_Instructions to follow_. Please copy the lines of the records below without any changes, from the line with "panel-my-grant-projects[interactable]: My Grant" up to and including the line with "main-content: Available Grants".

_Excerpts from a layout annotation set_.
--- start ---

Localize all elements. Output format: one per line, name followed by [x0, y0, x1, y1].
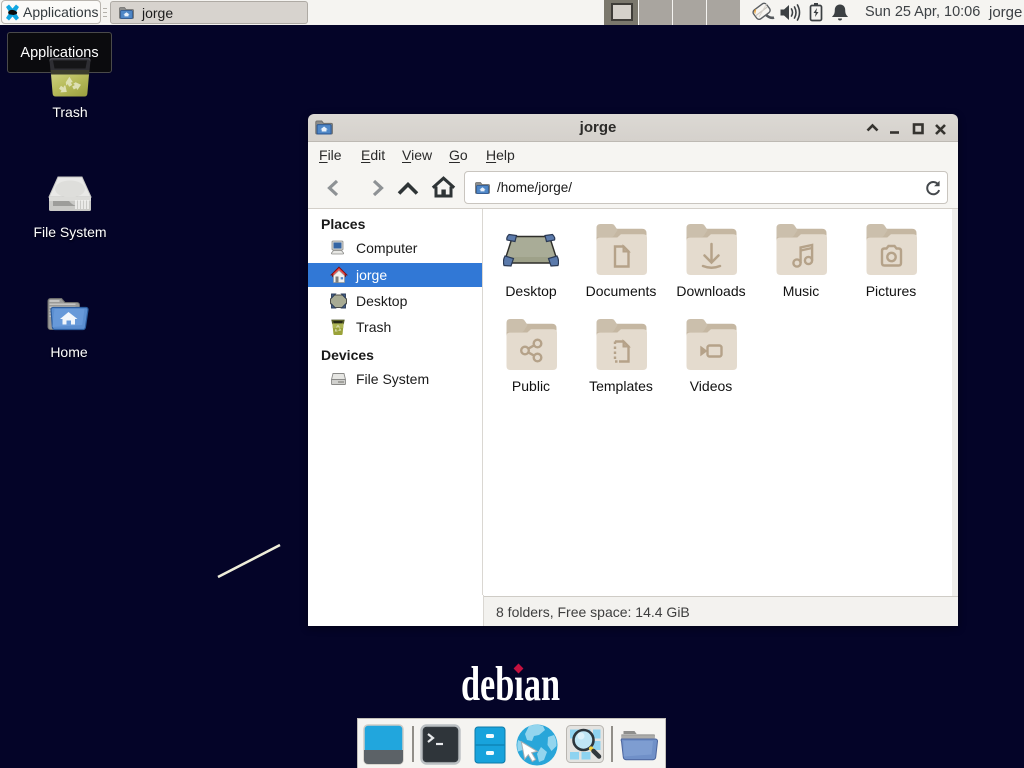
svg-text:debıan: debıan — [461, 656, 560, 708]
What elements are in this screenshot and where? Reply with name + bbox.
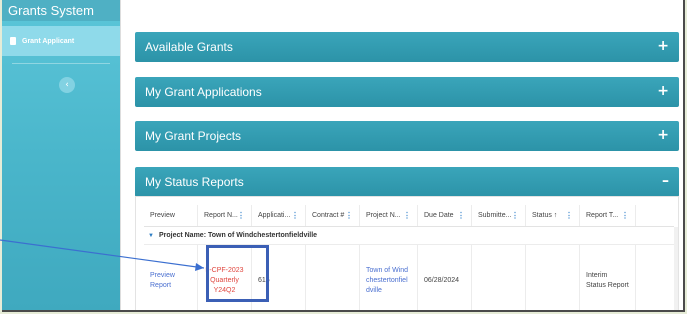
panel-my-grant-projects[interactable]: My Grant Projects +	[135, 121, 679, 151]
column-header-submitted[interactable]: Submitte... ⋮	[472, 205, 526, 226]
column-header-application[interactable]: Applicati... ⋮	[252, 205, 306, 226]
column-menu-icon[interactable]: ⋮	[511, 211, 519, 220]
panel-title: My Status Reports	[145, 175, 244, 189]
column-header-preview[interactable]: Preview	[144, 205, 198, 226]
cell-contract	[306, 245, 360, 310]
document-icon	[10, 37, 16, 45]
cell-report-type: Interim Status Report	[580, 245, 636, 310]
app-window: Grants System Grant Applicant ‹ Availabl…	[2, 0, 685, 312]
highlight-box	[206, 245, 269, 302]
column-menu-icon[interactable]: ⋮	[345, 211, 353, 220]
sidebar-item-label: Grant Applicant	[22, 37, 75, 45]
column-header-due-date[interactable]: Due Date ⋮	[418, 205, 472, 226]
table-header: Preview Report N... ⋮ Applicati... ⋮ Con…	[144, 205, 674, 227]
expand-icon[interactable]: +	[657, 38, 669, 54]
table-scrollbar[interactable]	[674, 227, 678, 310]
column-header-report-type[interactable]: Report T... ⋮	[580, 205, 636, 226]
panel-available-grants[interactable]: Available Grants +	[135, 32, 679, 62]
column-menu-icon[interactable]: ⋮	[457, 211, 465, 220]
column-header-project-name[interactable]: Project N... ⋮	[360, 205, 418, 226]
cell-preview: Preview Report	[144, 245, 198, 310]
chevron-left-icon[interactable]: ‹	[59, 77, 75, 93]
sidebar: Grants System Grant Applicant ‹	[2, 0, 120, 310]
column-menu-icon[interactable]: ⋮	[403, 211, 411, 220]
project-name-link[interactable]: Town of Windchestertonfieldville	[366, 266, 411, 296]
cell-due-date: 06/28/2024	[418, 245, 472, 310]
cell-submitted	[472, 245, 526, 310]
main-content: Available Grants + My Grant Applications…	[120, 0, 683, 310]
column-header-contract[interactable]: Contract # ⋮	[306, 205, 360, 226]
column-header-report-number[interactable]: Report N... ⋮	[198, 205, 252, 226]
panel-my-status-reports[interactable]: My Status Reports –	[135, 167, 679, 197]
panel-my-grant-applications[interactable]: My Grant Applications +	[135, 77, 679, 107]
sidebar-divider	[12, 63, 110, 64]
panel-title: Available Grants	[145, 40, 233, 54]
app-title: Grants System	[2, 0, 120, 21]
column-menu-icon[interactable]: ⋮	[621, 211, 629, 220]
panel-title: My Grant Applications	[145, 85, 262, 99]
column-menu-icon[interactable]: ⋮	[291, 211, 299, 220]
cell-project-name: Town of Windchestertonfieldville	[360, 245, 418, 310]
preview-report-link[interactable]: Preview Report	[150, 271, 191, 291]
column-menu-icon[interactable]: ⋮	[565, 211, 573, 220]
group-row[interactable]: ▼ Project Name: Town of Windchestertonfi…	[144, 227, 674, 245]
column-menu-icon[interactable]: ⋮	[237, 211, 245, 220]
group-label: Project Name: Town of Windchestertonfiel…	[158, 232, 318, 239]
cell-status	[526, 245, 580, 310]
expand-icon[interactable]: +	[657, 127, 669, 143]
expand-icon[interactable]: +	[657, 83, 669, 99]
chevron-down-icon[interactable]: ▼	[148, 233, 154, 239]
panel-title: My Grant Projects	[145, 129, 242, 143]
column-header-status[interactable]: Status ↑ ⋮	[526, 205, 580, 226]
collapse-icon[interactable]: –	[662, 173, 669, 189]
sidebar-item-grant-applicant[interactable]: Grant Applicant	[2, 26, 120, 56]
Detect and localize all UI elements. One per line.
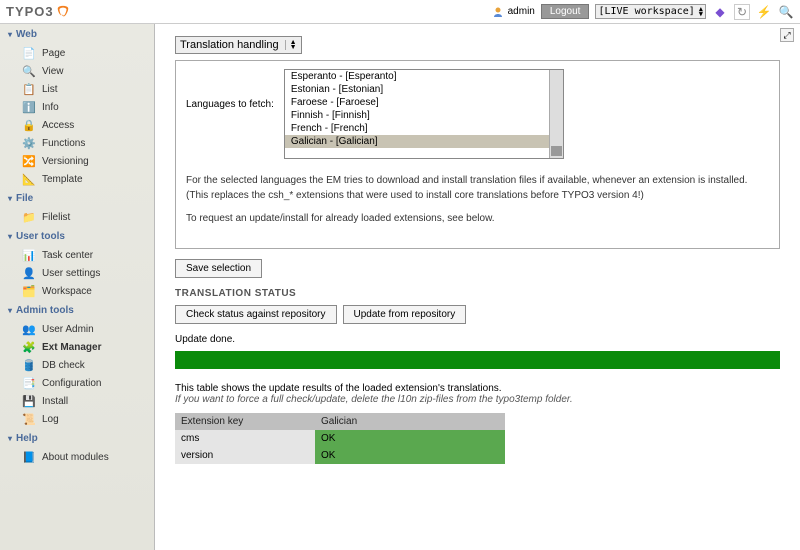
select-arrows-icon: ▲▼ — [699, 7, 703, 17]
cache-icon[interactable]: ◆ — [712, 4, 728, 20]
results-table: Extension key Galician cms OK version OK — [175, 413, 505, 464]
functions-icon: ⚙️ — [22, 136, 36, 150]
sidebar-item-page[interactable]: 📄Page — [0, 44, 154, 62]
sidebar-item-list[interactable]: 📋List — [0, 80, 154, 98]
languages-label: Languages to fetch: — [186, 69, 274, 110]
sidebar-item-functions[interactable]: ⚙️Functions — [0, 134, 154, 152]
page-icon: 📄 — [22, 46, 36, 60]
table-row: version OK — [175, 447, 505, 464]
sidebar-item-access[interactable]: 🔒Access — [0, 116, 154, 134]
log-icon: 📜 — [22, 412, 36, 426]
list-icon: 📋 — [22, 82, 36, 96]
config-icon: 📑 — [22, 376, 36, 390]
sidebar-item-taskcenter[interactable]: 📊Task center — [0, 246, 154, 264]
description-text: To request an update/install for already… — [186, 211, 769, 226]
sidebar-item-usersettings[interactable]: 👤User settings — [0, 264, 154, 282]
table-row: cms OK — [175, 430, 505, 447]
scroll-thumb[interactable] — [551, 146, 562, 156]
refresh-icon[interactable]: ↻ — [734, 4, 750, 20]
sidebar-item-info[interactable]: ℹ️Info — [0, 98, 154, 116]
versioning-icon: 🔀 — [22, 154, 36, 168]
update-done-message: Update done. — [175, 334, 780, 345]
sidebar-item-log[interactable]: 📜Log — [0, 410, 154, 428]
sidebar-item-versioning[interactable]: 🔀Versioning — [0, 152, 154, 170]
about-icon: 📘 — [22, 450, 36, 464]
logout-button[interactable]: Logout — [541, 4, 590, 19]
lang-option[interactable]: Faroese - [Faroese] — [285, 96, 563, 109]
user-icon — [492, 6, 504, 18]
select-arrows-icon: ▲▼ — [285, 40, 297, 50]
check-status-button[interactable]: Check status against repository — [175, 305, 337, 324]
workspace-select[interactable]: [LIVE workspace] ▲▼ — [595, 4, 706, 19]
sidebar-item-workspace[interactable]: 🗂️Workspace — [0, 282, 154, 300]
save-selection-button[interactable]: Save selection — [175, 259, 262, 278]
progress-bar — [175, 351, 780, 369]
lang-option[interactable]: Esperanto - [Esperanto] — [285, 70, 563, 83]
sidebar-item-install[interactable]: 💾Install — [0, 392, 154, 410]
description-text: For the selected languages the EM tries … — [186, 173, 769, 203]
sidebar-group-admintools[interactable]: Admin tools — [0, 300, 154, 320]
sidebar: Web 📄Page 🔍View 📋List ℹ️Info 🔒Access ⚙️F… — [0, 24, 155, 550]
update-repo-button[interactable]: Update from repository — [343, 305, 467, 324]
sidebar-item-dbcheck[interactable]: 🛢️DB check — [0, 356, 154, 374]
lang-option[interactable]: French - [French] — [285, 122, 563, 135]
typo3-logo-icon — [56, 5, 70, 19]
sidebar-item-view[interactable]: 🔍View — [0, 62, 154, 80]
lang-option-selected[interactable]: Galician - [Galician] — [285, 135, 563, 148]
lang-option[interactable]: Finnish - [Finnish] — [285, 109, 563, 122]
results-hint: If you want to force a full check/update… — [175, 394, 573, 405]
mode-select[interactable]: Translation handling ▲▼ — [175, 36, 302, 54]
usersettings-icon: 👤 — [22, 266, 36, 280]
dbcheck-icon: 🛢️ — [22, 358, 36, 372]
view-icon: 🔍 — [22, 64, 36, 78]
task-icon: 📊 — [22, 248, 36, 262]
sidebar-item-extmanager[interactable]: 🧩Ext Manager — [0, 338, 154, 356]
col-extension-key: Extension key — [175, 413, 315, 430]
sidebar-item-aboutmodules[interactable]: 📘About modules — [0, 448, 154, 466]
translation-panel: Languages to fetch: Esperanto - [Esperan… — [175, 60, 780, 249]
scrollbar[interactable] — [549, 70, 563, 158]
sidebar-group-usertools[interactable]: User tools — [0, 226, 154, 246]
languages-listbox[interactable]: Esperanto - [Esperanto] Estonian - [Esto… — [284, 69, 564, 159]
expand-icon[interactable]: ⤢ — [780, 28, 794, 42]
col-language: Galician — [315, 413, 505, 430]
sidebar-group-file[interactable]: File — [0, 188, 154, 208]
translation-status-heading: TRANSLATION STATUS — [175, 288, 780, 299]
bolt-icon[interactable]: ⚡ — [756, 4, 772, 20]
current-user: admin — [508, 6, 535, 17]
sidebar-group-web[interactable]: Web — [0, 24, 154, 44]
extmanager-icon: 🧩 — [22, 340, 36, 354]
useradmin-icon: 👥 — [22, 322, 36, 336]
sidebar-item-template[interactable]: 📐Template — [0, 170, 154, 188]
search-icon[interactable]: 🔍 — [778, 4, 794, 20]
workspace-icon: 🗂️ — [22, 284, 36, 298]
info-icon: ℹ️ — [22, 100, 36, 114]
results-note: This table shows the update results of t… — [175, 383, 780, 394]
install-icon: 💾 — [22, 394, 36, 408]
sidebar-item-filelist[interactable]: 📁Filelist — [0, 208, 154, 226]
lang-option[interactable]: Estonian - [Estonian] — [285, 83, 563, 96]
brand-logo: TYPO3 — [6, 4, 54, 19]
sidebar-group-help[interactable]: Help — [0, 428, 154, 448]
template-icon: 📐 — [22, 172, 36, 186]
access-icon: 🔒 — [22, 118, 36, 132]
sidebar-item-configuration[interactable]: 📑Configuration — [0, 374, 154, 392]
filelist-icon: 📁 — [22, 210, 36, 224]
sidebar-item-useradmin[interactable]: 👥User Admin — [0, 320, 154, 338]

--- end ---

_Answer to this task_.
panel-my-grant-projects[interactable]: My Grant Projects +	[135, 121, 679, 151]
column-header-submitted[interactable]: Submitte... ⋮	[472, 205, 526, 226]
column-header-application[interactable]: Applicati... ⋮	[252, 205, 306, 226]
column-menu-icon[interactable]: ⋮	[511, 211, 519, 220]
panel-title: My Status Reports	[145, 175, 244, 189]
column-header-preview[interactable]: Preview	[144, 205, 198, 226]
cell-contract	[306, 245, 360, 310]
document-icon	[10, 37, 16, 45]
cell-report-type: Interim Status Report	[580, 245, 636, 310]
app-window: Grants System Grant Applicant ‹ Availabl…	[2, 0, 685, 312]
highlight-box	[206, 245, 269, 302]
column-menu-icon[interactable]: ⋮	[345, 211, 353, 220]
sidebar-item-label: Grant Applicant	[22, 37, 75, 45]
column-header-due-date[interactable]: Due Date ⋮	[418, 205, 472, 226]
table-header: Preview Report N... ⋮ Applicati... ⋮ Con…	[144, 205, 674, 227]
expand-icon[interactable]: +	[657, 38, 669, 54]
table-scrollbar[interactable]	[674, 227, 678, 310]
column-header-report-type[interactable]: Report T... ⋮	[580, 205, 636, 226]
panel-available-grants[interactable]: Available Grants +	[135, 32, 679, 62]
column-menu-icon[interactable]: ⋮	[457, 211, 465, 220]
column-header-project-name[interactable]: Project N... ⋮	[360, 205, 418, 226]
cell-preview: Preview Report	[144, 245, 198, 310]
chevron-left-icon[interactable]: ‹	[59, 77, 75, 93]
sidebar: Grants System Grant Applicant ‹	[2, 0, 120, 310]
column-menu-icon[interactable]: ⋮	[403, 211, 411, 220]
project-name-link[interactable]: Town of Windchestertonfieldville	[366, 266, 411, 296]
cell-due-date: 06/28/2024	[418, 245, 472, 310]
cell-submitted	[472, 245, 526, 310]
main-content: Available Grants + My Grant Applications…	[120, 0, 683, 310]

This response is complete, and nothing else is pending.